**Provided information:**
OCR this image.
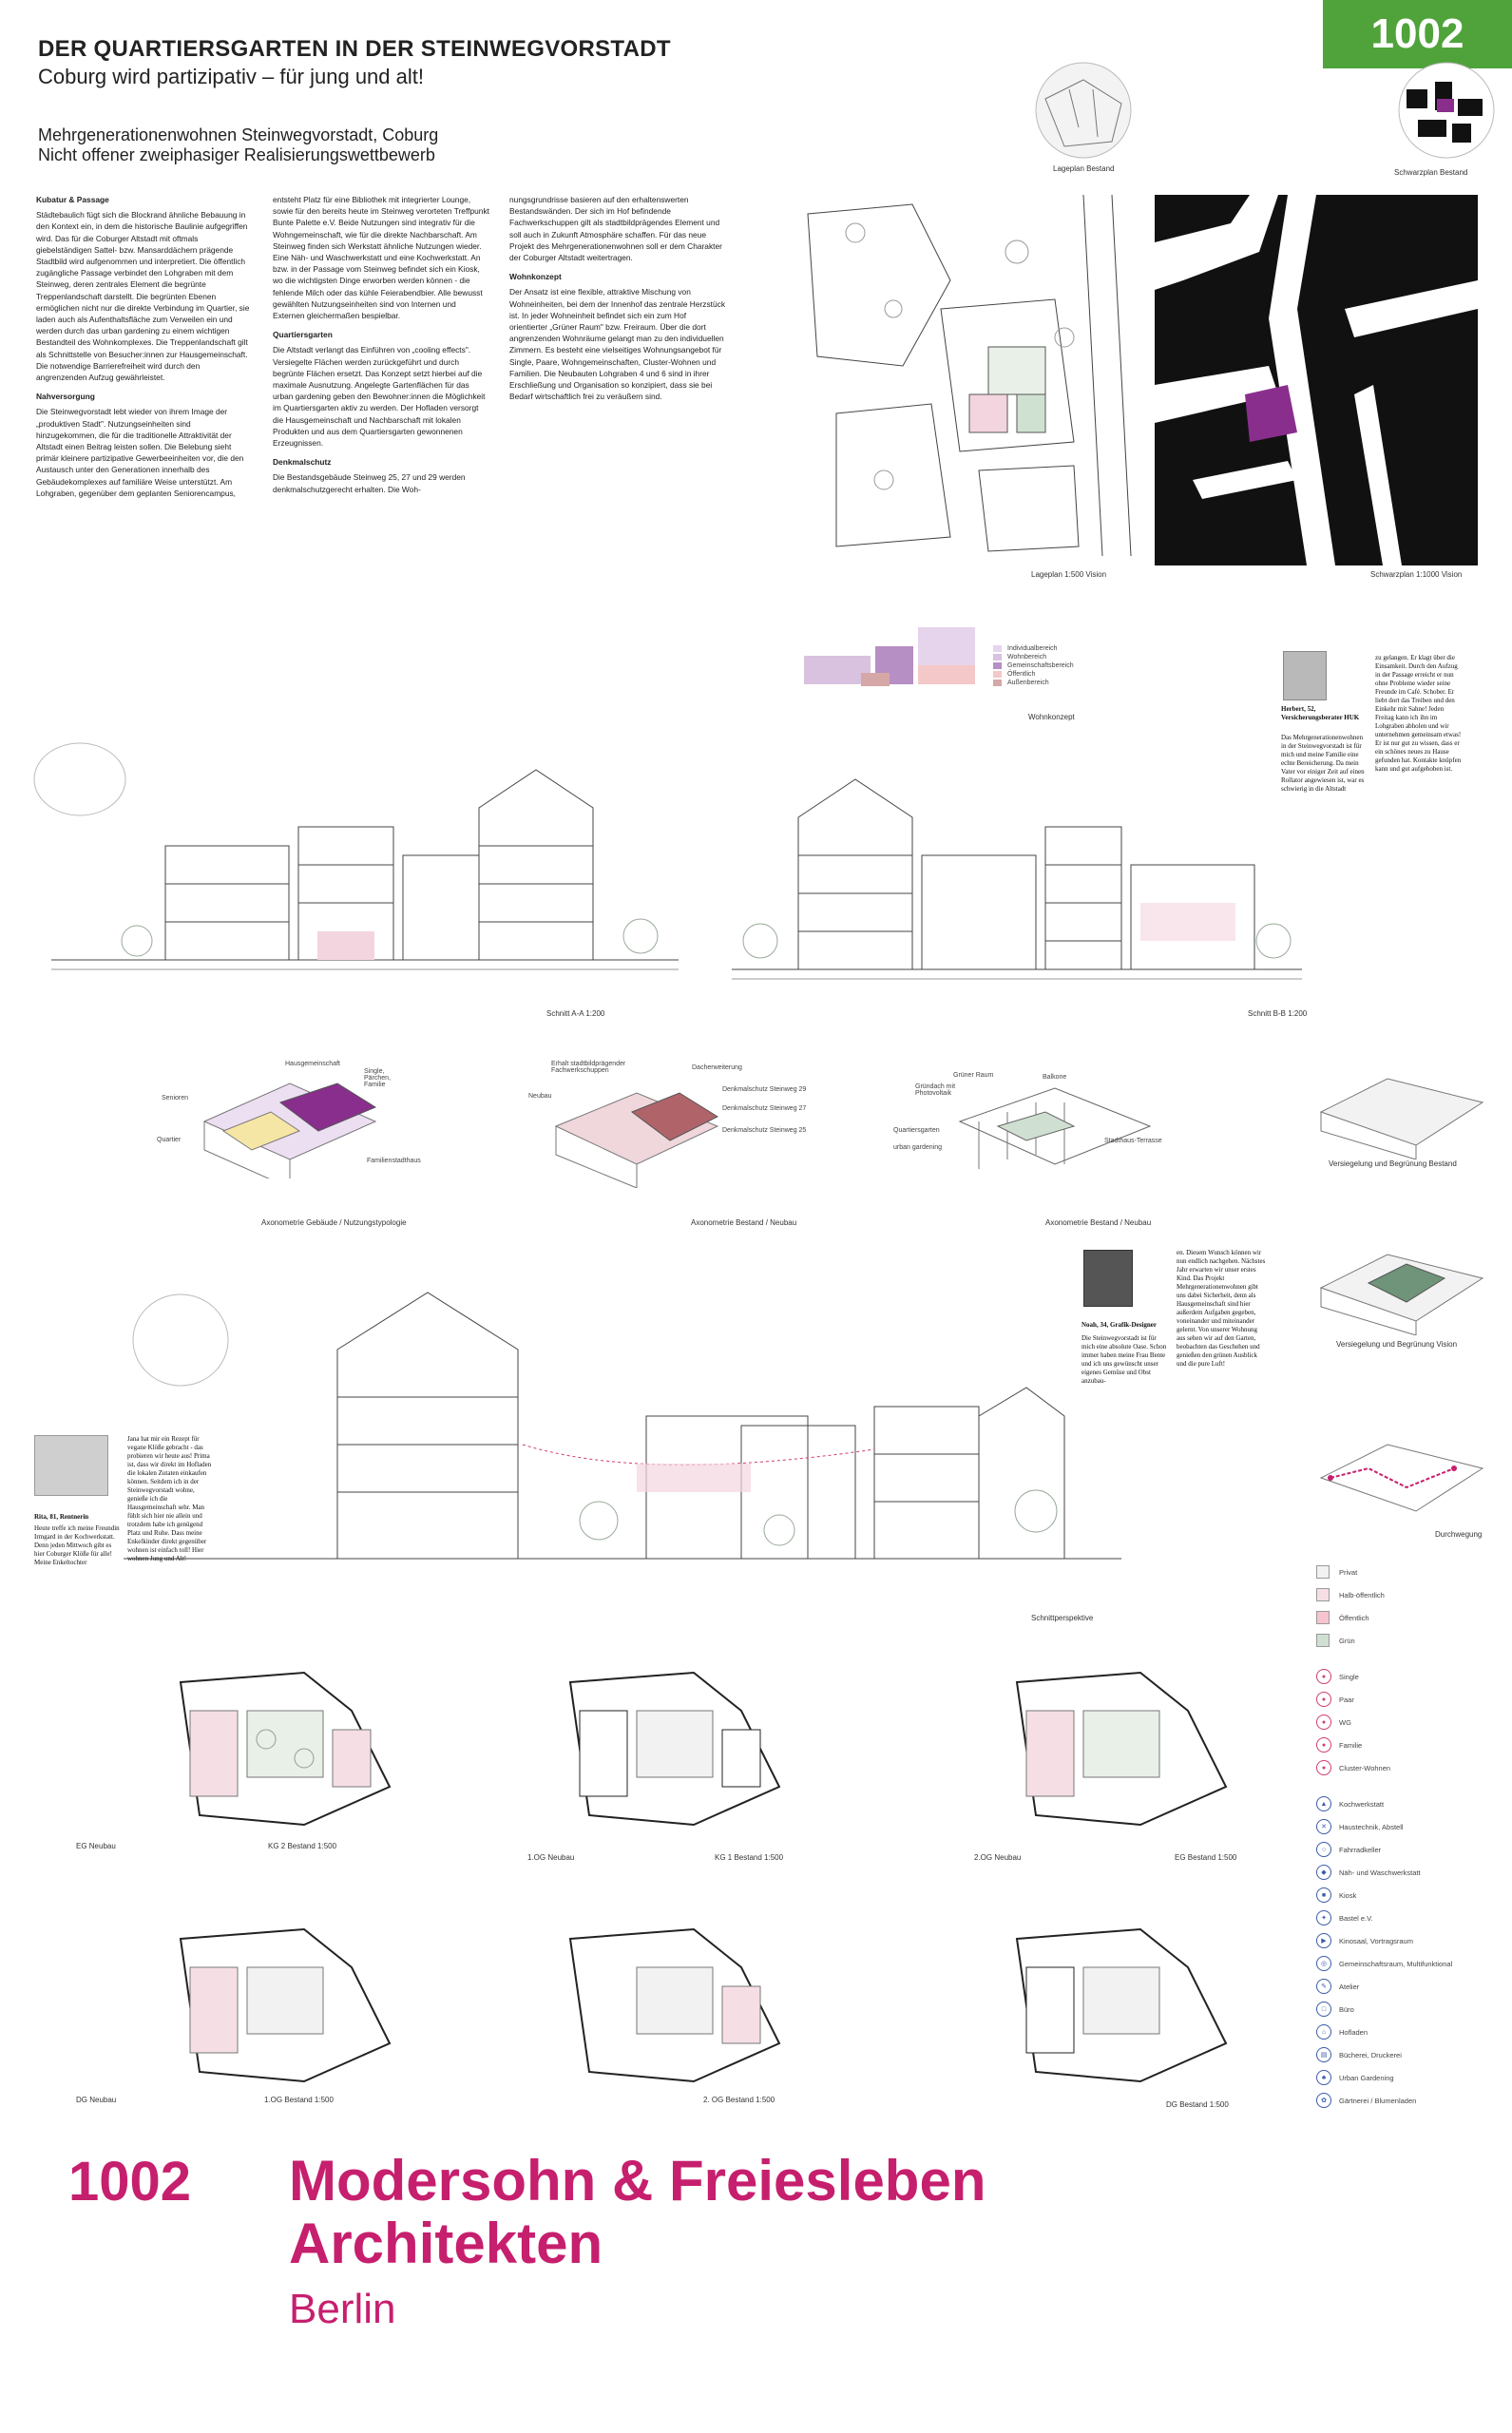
DER QUARTIERSGARTEN IN DER STEINWEGVORSTADT
Coburg wird partizipativ – für jung und alt!
Mehrgenerationenwohnen Steinwegvorstadt, Coburg
Nicht offener zweiphasiger Realisierungswettbewerb
1002
Lageplan Bestand	Schwarzplan Bestand

Kubatur & Passage

Städtebaulich fügt sich die Blockrand ähnliche Bebauung in den Kontext ein, in dem die historische Baulinie aufgegriffen wird. Das für die Coburger Altstadt mit oftmals giebelständigen Sattel- bzw. Mansarddächern prägende Stadtbild wird aufgenommen und interpretiert. Die öffentlich zugängliche Passage verbindet den Lohgraben mit dem Steinweg, deren zentrales Element die begrünte Treppenlandschaft darstellt. Die begrünten Ebenen ermöglichen nicht nur die direkte Verbindung im Quartier, sie laden auch als Aufenthaltsfläche zum Verweilen ein und werden durch das urban gardening zu einem wichtigen Bestandteil des Wohnkomplexes. Die Treppenlandschaft gilt als Schnittstelle von Besucher:innen zur Hausgemeinschaft. Die notwendige Barrierefreiheit wird durch den angrenzenden Aufzug gewährleistet.

Nahversorgung

Die Steinwegvorstadt lebt wieder von ihrem Image der „produktiven Stadt". Nutzungseinheiten sind hinzugekommen, die für die traditionelle Attraktivität der Altstadt einen Beitrag leisten sollen. Die Belebung sieht primär kleinere partizipative Gewerbeeinheiten vor, die den Austausch unter den Generationen innerhalb des Gebäudekomplexes auf familiäre Weise unterstützt. Am Lohgraben, gegenüber dem geplanten Seniorencampus,

entsteht Platz für eine Bibliothek mit integrierter Lounge, sowie für den bereits heute im Steinweg verorteten Treffpunkt Bunte Palette e.V. Beide Nutzungen sind integrativ für die Wohngemeinschaft, wie für die direkte Nachbarschaft. Am Steinweg finden sich Werkstatt ähnliche Nutzungen wieder. Eine Näh- und Waschwerkstatt und eine Kochwerkstatt. An bzw. in der Passage vom Steinweg befindet sich ein Kiosk, wo die wichtigsten Dinge erworben werden können - die fehlende Milch oder das kühle Feierabendbier. Alle bewusst gewählten Nutzungseinheiten sind von Internen und Externen gleichermaßen bespielbar.

Quartiersgarten

Die Altstadt verlangt das Einführen von „cooling effects". Versiegelte Flächen werden zurückgeführt und durch begrünte Flächen ersetzt. Das Konzept setzt hierbei auf die maximale Ausnutzung. Angelegte Gartenflächen für das urban gardening geben den Bewohner:innen die Möglichkeit im Quartiersgarten aktiv zu werden. Der Hofladen versorgt die Hausgemeinschaft und Nachbarschaft mit lokalen Produkten und aus dem Quartiersgarten gewonnenen Erzeugnissen.

Denkmalschutz

Die Bestandsgebäude Steinweg 25, 27 und 29 werden denkmalschutzgerecht erhalten. Die Woh-

nungsgrundrisse basieren auf den erhaltenswerten Bestandswänden. Der sich im Hof befindende Fachwerkschuppen gilt als stadtbildprägendes Element und soll auch in Zukunft Atmosphäre schaffen. Für das neue Projekt des Mehrgenerationenwohnen soll er dem Charakter der Coburger Altstadt weitertragen.

Wohnkonzept

Der Ansatz ist eine flexible, attraktive Mischung von Wohneinheiten, bei dem der Innenhof das zentrale Herzstück ist. In jeder Wohneinheit befindet sich ein zum Hof orientierter „Grüner Raum" bzw. Freiraum. Über die dort angrenzenden Wohnräume gelangt man zu den individuellen Zimmern. Es besteht eine vielseitiges Wohnungsangebot für Single, Paare, Wohngemeinschaften, Cluster-Wohnen und Familien. Die Neubauten Lohgraben 4 und 6 sind in ihrer Erschließung und Organisation so konzipiert, dass sie bei Bedarf wirtschaftlich frei zu veräußern sind.

Lageplan 1:500 Vision	Schwarzplan 1:1000 Vision
Individualbereich
Wohnbereich
Gemeinschaftsbereich
Öffentlich
Außenbereich
Wohnkonzept
Herbert, 52, Versicherungsberater HUK
Das Mehrgenerationenwohnen in der Steinwegvorstadt ist für mich und meine Familie eine echte Bereicherung. Da mein Vater vor einiger Zeit auf einen Rollator angewiesen ist, war es schwierig in die Altstadt
zu gelangen. Er klagt über die Einsamkeit. Durch den Aufzug in der Passage erreicht er nun ohne Probleme wieder seine Freunde im Café. Schober. Er liebt dort das Treiben und den Einkehr mit Sahne! Jeden Freitag kann ich ihn im Lohgraben abholen und wir unternehmen gemeinsam etwas! Er ist nur gut zu wissen, dass er ein schönes neues zu Hause gefunden hat. Kontakte knüpfen kann und gut aufgehoben ist.
Schnitt A-A 1:200	Schnitt B-B 1:200
Hausgemeinschaft
Senioren
Single, Pärchen, Familie
Quartier
Familienstadthaus
Axonometrie Gebäude / Nutzungstypologie
Erhalt stadtbildprägender Fachwerkschuppen	Dacherweiterung
Neubau
Denkmalschutz Steinweg 29
Denkmalschutz Steinweg 27
Denkmalschutz Steinweg 25
Axonometrie Bestand / Neubau
Grüner Raum	Balkone
Gründach mit Photovoltaik
Quartiersgarten
urban gardening
Stadthaus-Terrasse
Axonometrie Bestand / Neubau
Versiegelung und Begrünung Bestand
Versiegelung und Begrünung Vision
Noah, 34, Grafik-Designer
Die Steinwegvorstadt ist für mich eine absolute Oase. Schon immer haben meine Frau Bente und ich uns gewünscht unser eigenes Gemüse und Obst anzubau-
en. Diesem Wunsch können wir nun endlich nachgehen. Nächstes Jahr erwarten wir unser erstes Kind. Das Projekt Mehrgenerationenwohnen gibt uns dabei Sicherheit, denn als Hausgemeinschaft sind hier außerdem Aufgaben gegeben, voneinander und miteinander gelernt. Von unserer Wohnung aus sehen wir auf den Garten, beobachten das Geschehen und genießen den grünen Ausblick und die pure Luft!
Schnittperspektive
Rita, 81, Rentnerin
Heute treffe ich meine Freundin Irmgard in der Kochwerkstatt. Denn jeden Mittwoch gibt es hier Coburger Klöße für alle! Meine Enkeltochter
Jana hat mir ein Rezept für vegane Klöße gebracht - das probieren wir heute aus! Prima ist, dass wir direkt im Hofladen die lokalen Zutaten einkaufen können. Seitdem ich in der Steinwegvorstadt wohne, genieße ich die Hausgemeinschaft sehr. Man fühlt sich hier nie allein und trotzdem habe ich genügend Platz und Ruhe. Dass meine Enkelkinder direkt gegenüber wohnen ist einfach toll! Hier wohnen Jung und Alt!
Durchwegung
Privat
Halb-öffentlich
Öffentlich
Grün
●	Single
●	Paar
●	WG
●	Familie
●	Cluster-Wohnen
▲	Kochwerkstatt
✕	Haustechnik, Abstell
○	Fahrradkeller
◆	Näh- und Waschwerkstatt
■	Kiosk
✦	Bastel e.V.
▶	Kinosaal, Vortragsraum
◎	Gemeinschaftsraum, Multifunktional
✎	Atelier
□	Büro
⌂	Hofladen
▤	Bücherei, Druckerei
♣	Urban Gardening
✿	Gärtnerei / Blumenladen
EG Neubau	KG 2 Bestand 1:500
1.OG Neubau	KG 1 Bestand 1:500	2.OG Neubau	EG Bestand 1:500
DG Neubau	1.OG Bestand 1:500	2. OG Bestand 1:500
DG Bestand 1:500
1002 Modersohn & Freiesleben
Architekten
Berlin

**Requirement:** Transcribe the records above verbatim. Do not carry over any picture.

**Exercise result:**
OCR this image.
DER QUARTIERSGARTEN IN DER STEINWEGVORSTADT
Coburg wird partizipativ – für jung und alt!
Mehrgenerationenwohnen Steinwegvorstadt, Coburg
Nicht offener zweiphasiger Realisierungswettbewerb
1002
Lageplan Bestand	Schwarzplan Bestand

Kubatur & Passage

Städtebaulich fügt sich die Blockrand ähnliche Bebauung in den Kontext ein, in dem die historische Baulinie aufgegriffen wird. Das für die Coburger Altstadt mit oftmals giebelständigen Sattel- bzw. Mansarddächern prägende Stadtbild wird aufgenommen und interpretiert. Die öffentlich zugängliche Passage verbindet den Lohgraben mit dem Steinweg, deren zentrales Element die begrünte Treppenlandschaft darstellt. Die begrünten Ebenen ermöglichen nicht nur die direkte Verbindung im Quartier, sie laden auch als Aufenthaltsfläche zum Verweilen ein und werden durch das urban gardening zu einem wichtigen Bestandteil des Wohnkomplexes. Die Treppenlandschaft gilt als Schnittstelle von Besucher:innen zur Hausgemeinschaft. Die notwendige Barrierefreiheit wird durch den angrenzenden Aufzug gewährleistet.

Nahversorgung

Die Steinwegvorstadt lebt wieder von ihrem Image der „produktiven Stadt". Nutzungseinheiten sind hinzugekommen, die für die traditionelle Attraktivität der Altstadt einen Beitrag leisten sollen. Die Belebung sieht primär kleinere partizipative Gewerbeeinheiten vor, die den Austausch unter den Generationen innerhalb des Gebäudekomplexes auf familiäre Weise unterstützt. Am Lohgraben, gegenüber dem geplanten Seniorencampus,

entsteht Platz für eine Bibliothek mit integrierter Lounge, sowie für den bereits heute im Steinweg verorteten Treffpunkt Bunte Palette e.V. Beide Nutzungen sind integrativ für die Wohngemeinschaft, wie für die direkte Nachbarschaft. Am Steinweg finden sich Werkstatt ähnliche Nutzungen wieder. Eine Näh- und Waschwerkstatt und eine Kochwerkstatt. An bzw. in der Passage vom Steinweg befindet sich ein Kiosk, wo die wichtigsten Dinge erworben werden können - die fehlende Milch oder das kühle Feierabendbier. Alle bewusst gewählten Nutzungseinheiten sind von Internen und Externen gleichermaßen bespielbar.

Quartiersgarten

Die Altstadt verlangt das Einführen von „cooling effects". Versiegelte Flächen werden zurückgeführt und durch begrünte Flächen ersetzt. Das Konzept setzt hierbei auf die maximale Ausnutzung. Angelegte Gartenflächen für das urban gardening geben den Bewohner:innen die Möglichkeit im Quartiersgarten aktiv zu werden. Der Hofladen versorgt die Hausgemeinschaft und Nachbarschaft mit lokalen Produkten und aus dem Quartiersgarten gewonnenen Erzeugnissen.

Denkmalschutz

Die Bestandsgebäude Steinweg 25, 27 und 29 werden denkmalschutzgerecht erhalten. Die Woh-

nungsgrundrisse basieren auf den erhaltenswerten Bestandswänden. Der sich im Hof befindende Fachwerkschuppen gilt als stadtbildprägendes Element und soll auch in Zukunft Atmosphäre schaffen. Für das neue Projekt des Mehrgenerationenwohnen soll er dem Charakter der Coburger Altstadt weitertragen.

Wohnkonzept

Der Ansatz ist eine flexible, attraktive Mischung von Wohneinheiten, bei dem der Innenhof das zentrale Herzstück ist. In jeder Wohneinheit befindet sich ein zum Hof orientierter „Grüner Raum" bzw. Freiraum. Über die dort angrenzenden Wohnräume gelangt man zu den individuellen Zimmern. Es besteht eine vielseitiges Wohnungsangebot für Single, Paare, Wohngemeinschaften, Cluster-Wohnen und Familien. Die Neubauten Lohgraben 4 und 6 sind in ihrer Erschließung und Organisation so konzipiert, dass sie bei Bedarf wirtschaftlich frei zu veräußern sind.

Lageplan 1:500 Vision	Schwarzplan 1:1000 Vision
Individualbereich
Wohnbereich
Gemeinschaftsbereich
Öffentlich
Außenbereich
Wohnkonzept
Herbert, 52, Versicherungsberater HUK
Das Mehrgenerationenwohnen in der Steinwegvorstadt ist für mich und meine Familie eine echte Bereicherung. Da mein Vater vor einiger Zeit auf einen Rollator angewiesen ist, war es schwierig in die Altstadt
zu gelangen. Er klagt über die Einsamkeit. Durch den Aufzug in der Passage erreicht er nun ohne Probleme wieder seine Freunde im Café. Schober. Er liebt dort das Treiben und den Einkehr mit Sahne! Jeden Freitag kann ich ihn im Lohgraben abholen und wir unternehmen gemeinsam etwas! Er ist nur gut zu wissen, dass er ein schönes neues zu Hause gefunden hat. Kontakte knüpfen kann und gut aufgehoben ist.
Schnitt A-A 1:200	Schnitt B-B 1:200
Hausgemeinschaft
Senioren
Single, Pärchen, Familie
Quartier
Familienstadthaus
Axonometrie Gebäude / Nutzungstypologie
Erhalt stadtbildprägender Fachwerkschuppen	Dacherweiterung
Neubau
Denkmalschutz Steinweg 29
Denkmalschutz Steinweg 27
Denkmalschutz Steinweg 25
Axonometrie Bestand / Neubau
Grüner Raum	Balkone
Gründach mit Photovoltaik
Quartiersgarten
urban gardening
Stadthaus-Terrasse
Axonometrie Bestand / Neubau
Versiegelung und Begrünung Bestand
Versiegelung und Begrünung Vision
Noah, 34, Grafik-Designer
Die Steinwegvorstadt ist für mich eine absolute Oase. Schon immer haben meine Frau Bente und ich uns gewünscht unser eigenes Gemüse und Obst anzubau-
en. Diesem Wunsch können wir nun endlich nachgehen. Nächstes Jahr erwarten wir unser erstes Kind. Das Projekt Mehrgenerationenwohnen gibt uns dabei Sicherheit, denn als Hausgemeinschaft sind hier außerdem Aufgaben gegeben, voneinander und miteinander gelernt. Von unserer Wohnung aus sehen wir auf den Garten, beobachten das Geschehen und genießen den grünen Ausblick und die pure Luft!
Schnittperspektive
Rita, 81, Rentnerin
Heute treffe ich meine Freundin Irmgard in der Kochwerkstatt. Denn jeden Mittwoch gibt es hier Coburger Klöße für alle! Meine Enkeltochter
Jana hat mir ein Rezept für vegane Klöße gebracht - das probieren wir heute aus! Prima ist, dass wir direkt im Hofladen die lokalen Zutaten einkaufen können. Seitdem ich in der Steinwegvorstadt wohne, genieße ich die Hausgemeinschaft sehr. Man fühlt sich hier nie allein und trotzdem habe ich genügend Platz und Ruhe. Dass meine Enkelkinder direkt gegenüber wohnen ist einfach toll! Hier wohnen Jung und Alt!
Durchwegung
Privat
Halb-öffentlich
Öffentlich
Grün
●	Single
●	Paar
●	WG
●	Familie
●	Cluster-Wohnen
▲	Kochwerkstatt
✕	Haustechnik, Abstell
○	Fahrradkeller
◆	Näh- und Waschwerkstatt
■	Kiosk
✦	Bastel e.V.
▶	Kinosaal, Vortragsraum
◎	Gemeinschaftsraum, Multifunktional
✎	Atelier
□	Büro
⌂	Hofladen
▤	Bücherei, Druckerei
♣	Urban Gardening
✿	Gärtnerei / Blumenladen
EG Neubau	KG 2 Bestand 1:500
1.OG Neubau	KG 1 Bestand 1:500	2.OG Neubau	EG Bestand 1:500
DG Neubau	1.OG Bestand 1:500	2. OG Bestand 1:500
DG Bestand 1:500
1002 Modersohn & Freiesleben
Architekten
Berlin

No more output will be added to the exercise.